▸ **RECORDS FOR THIS EXERCISE**:
----

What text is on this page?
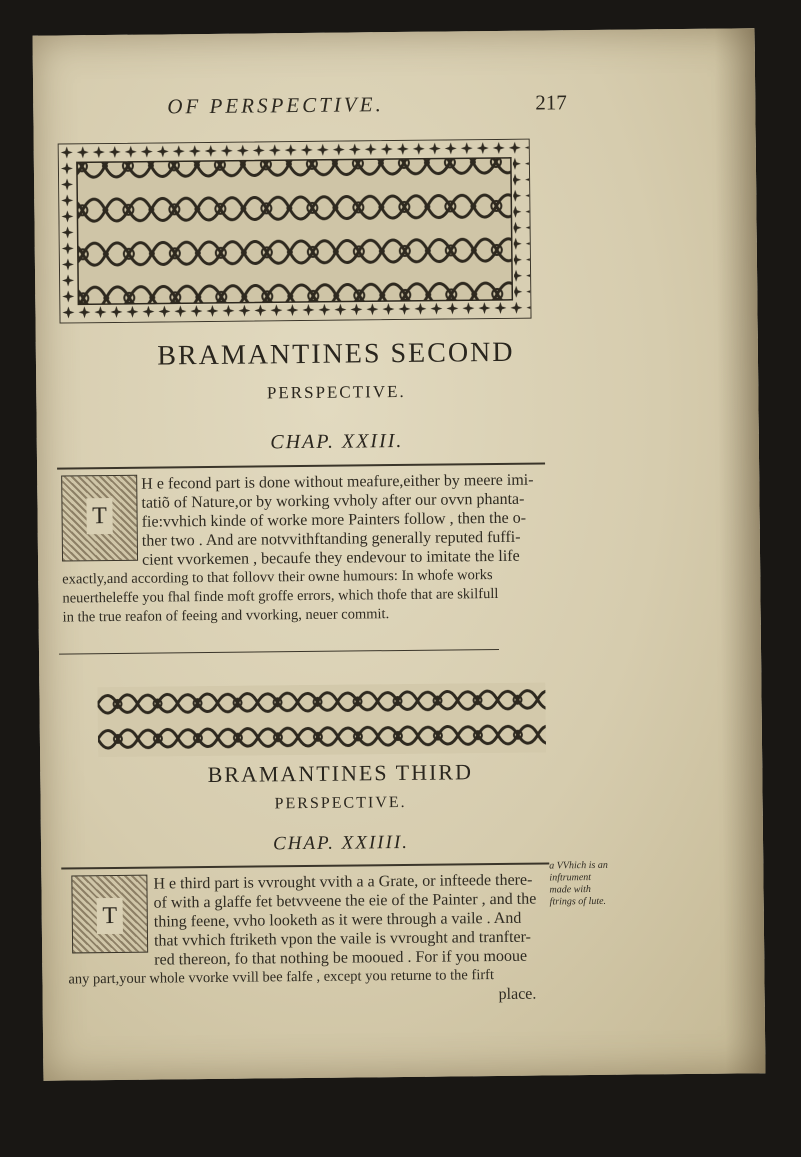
OF PERSPECTIVE.	217
BRAMANTINES SECOND
PERSPECTIVE.
CHAP. XXIII.
T
H e fecond part is done without meafure,either by meere imi-
tatiõ of Nature,or by working vvholy after our ovvn phanta-
fie:vvhich kinde of worke more Painters follow , then the o-
ther two . And are notvvithftanding generally reputed fuffi-
cient vvorkemen , becaufe they endevour to imitate the life
exactly,and according to that follovv their owne humours: In whofe works
neuertheleffe you fhal finde moft groffe errors, which thofe that are skilfull
in the true reafon of feeing and vvorking, neuer commit.
BRAMANTINES THIRD
PERSPECTIVE.
CHAP. XXIIII.
T
H e third part is vvrought vvith a a Grate, or infteede there-
of with a glaffe fet betvveene the eie of the Painter , and the
thing feene, vvho looketh as it were through a vaile . And
that vvhich ftriketh vpon the vaile is vvrought and tranfter-
red thereon, fo that nothing be mooued . For if you mooue
any part,your whole vvorke vvill bee falfe , except you returne to the firft
place.
a VVhich is an inftrument made with ftrings of lute.
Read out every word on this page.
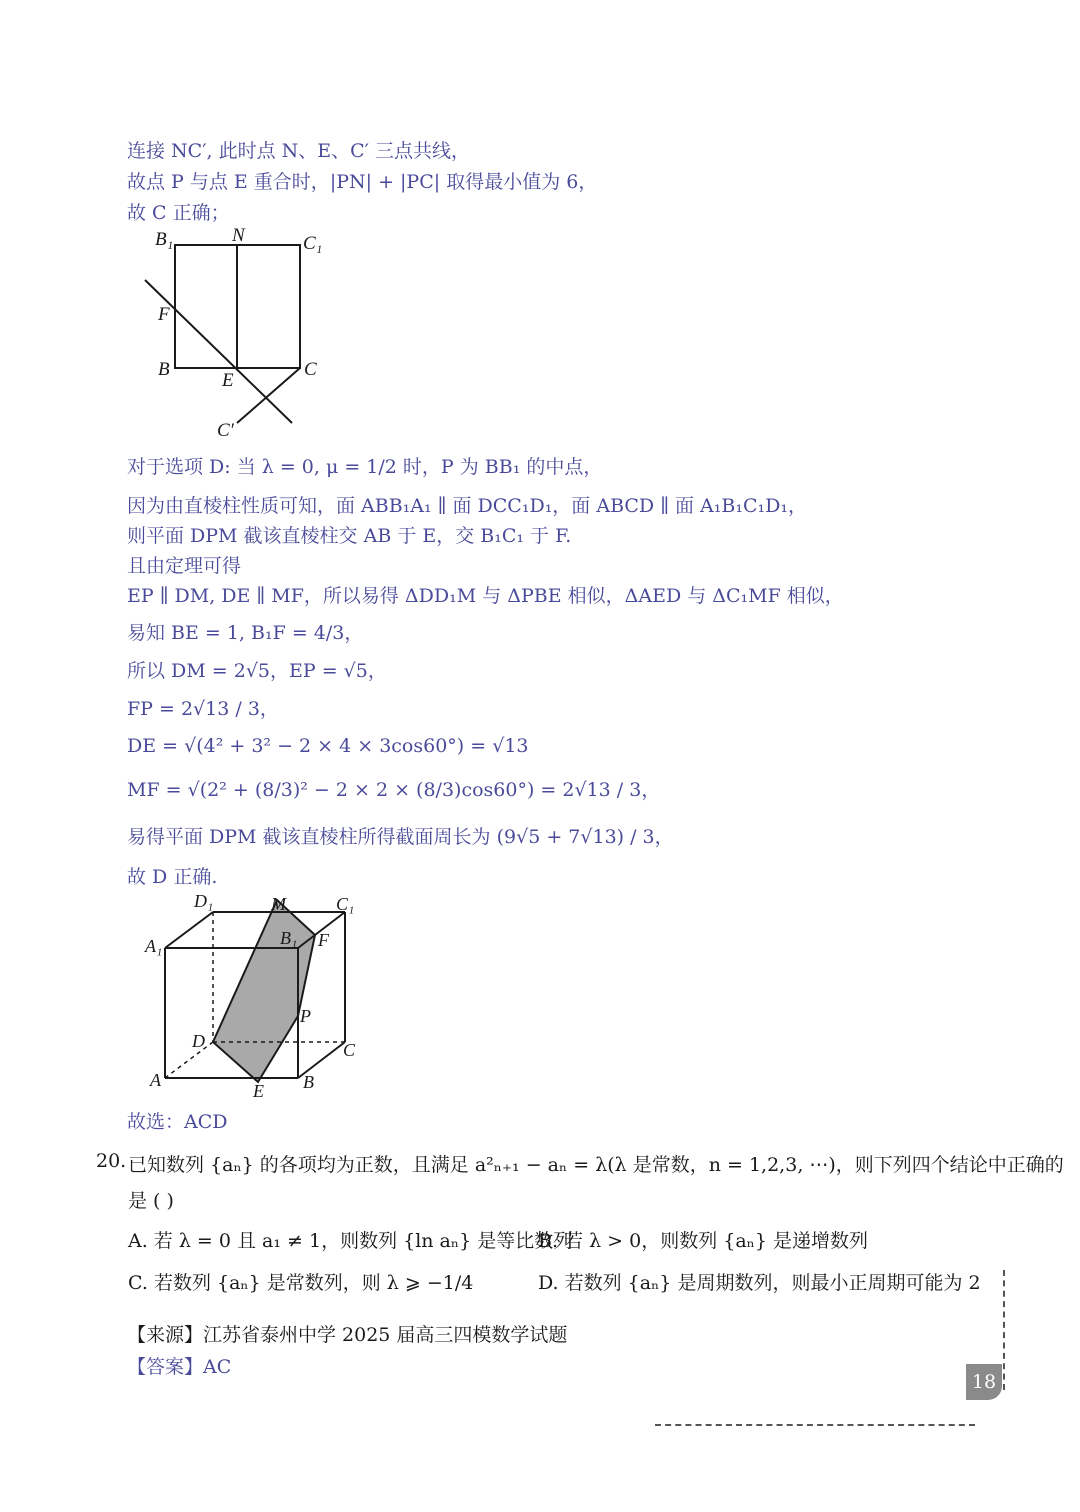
连接 NC′, 此时点 N、E、C′ 三点共线，
故点 P 与点 E 重合时，|PN| + |PC| 取得最小值为 6，
故 C 正确；
B₁	N	C₁
F
B
E
C
C′
对于选项 D: 当 λ = 0, μ = 1/2 时，P 为 BB₁ 的中点，
因为由直棱柱性质可知，面 ABB₁A₁ ∥ 面 DCC₁D₁，面 ABCD ∥ 面 A₁B₁C₁D₁，
则平面 DPM 截该直棱柱交 AB 于 E，交 B₁C₁ 于 F.
且由定理可得
EP ∥ DM, DE ∥ MF，所以易得 ΔDD₁M 与 ΔPBE 相似，ΔAED 与 ΔC₁MF 相似，
易知 BE = 1, B₁F = 4/3，
所以 DM = 2√5，EP = √5，
FP = 2√13 / 3，
DE = √(4² + 3² − 2 × 4 × 3cos60°) = √13
MF = √(2² + (8/3)² − 2 × 2 × (8/3)cos60°) = 2√13 / 3，
易得平面 DPM 截该直棱柱所得截面周长为 (9√5 + 7√13) / 3，
故 D 正确.
D₁	M	C₁
A₁	B₁ F
P
D	C
A
E B
故选：ACD
20. 已知数列 {aₙ} 的各项均为正数，且满足 a²ₙ₊₁ − aₙ = λ(λ 是常数，n = 1,2,3, ⋯)，则下列四个结论中正确的
是 ( )
A. 若 λ = 0 且 a₁ ≠ 1，则数列 {ln aₙ} 是等比数列
B. 若 λ > 0，则数列 {aₙ} 是递增数列
C. 若数列 {aₙ} 是常数列，则 λ ⩾ −1/4	D. 若数列 {aₙ} 是周期数列，则最小正周期可能为 2
【来源】江苏省泰州中学 2025 届高三四模数学试题
【答案】AC
18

----

▸ **WORK TO BE COMPLETED**: All records above are to be printed exactly, minus the pictures they contain.

▸ **RESPONSE TO THIS EXERCISE**:
What text is on this page?
OF PERSPECTIVE.	217
BRAMANTINES SECOND
PERSPECTIVE.
CHAP. XXIII.
T
H e fecond part is done without meafure,either by meere imi-
tatiõ of Nature,or by working vvholy after our ovvn phanta-
fie:vvhich kinde of worke more Painters follow , then the o-
ther two . And are notvvithftanding generally reputed fuffi-
cient vvorkemen , becaufe they endevour to imitate the life
exactly,and according to that follovv their owne humours: In whofe works
neuertheleffe you fhal finde moft groffe errors, which thofe that are skilfull
in the true reafon of feeing and vvorking, neuer commit.
BRAMANTINES THIRD
PERSPECTIVE.
CHAP. XXIIII.
T
H e third part is vvrought vvith a a Grate, or infteede there-
of with a glaffe fet betvveene the eie of the Painter , and the
thing feene, vvho looketh as it were through a vaile . And
that vvhich ftriketh vpon the vaile is vvrought and tranfter-
red thereon, fo that nothing be mooued . For if you mooue
any part,your whole vvorke vvill bee falfe , except you returne to the firft
place.
a VVhich is an inftrument made with ftrings of lute.
Read out every word on this page.
连接 NC′, 此时点 N、E、C′ 三点共线，
故点 P 与点 E 重合时，|PN| + |PC| 取得最小值为 6，
故 C 正确；
B₁	N	C₁
F
B
E
C
C′
对于选项 D: 当 λ = 0, μ = 1/2 时，P 为 BB₁ 的中点，
因为由直棱柱性质可知，面 ABB₁A₁ ∥ 面 DCC₁D₁，面 ABCD ∥ 面 A₁B₁C₁D₁，
则平面 DPM 截该直棱柱交 AB 于 E，交 B₁C₁ 于 F.
且由定理可得
EP ∥ DM, DE ∥ MF，所以易得 ΔDD₁M 与 ΔPBE 相似，ΔAED 与 ΔC₁MF 相似，
易知 BE = 1, B₁F = 4/3，
所以 DM = 2√5，EP = √5，
FP = 2√13 / 3，
DE = √(4² + 3² − 2 × 4 × 3cos60°) = √13
MF = √(2² + (8/3)² − 2 × 2 × (8/3)cos60°) = 2√13 / 3，
易得平面 DPM 截该直棱柱所得截面周长为 (9√5 + 7√13) / 3，
故 D 正确.
D₁	M	C₁
A₁	B₁ F
P
D	C
A
E B
故选：ACD
20. 已知数列 {aₙ} 的各项均为正数，且满足 a²ₙ₊₁ − aₙ = λ(λ 是常数，n = 1,2,3, ⋯)，则下列四个结论中正确的
是 ( )
A. 若 λ = 0 且 a₁ ≠ 1，则数列 {ln aₙ} 是等比数列
B. 若 λ > 0，则数列 {aₙ} 是递增数列
C. 若数列 {aₙ} 是常数列，则 λ ⩾ −1/4	D. 若数列 {aₙ} 是周期数列，则最小正周期可能为 2
【来源】江苏省泰州中学 2025 届高三四模数学试题
【答案】AC
18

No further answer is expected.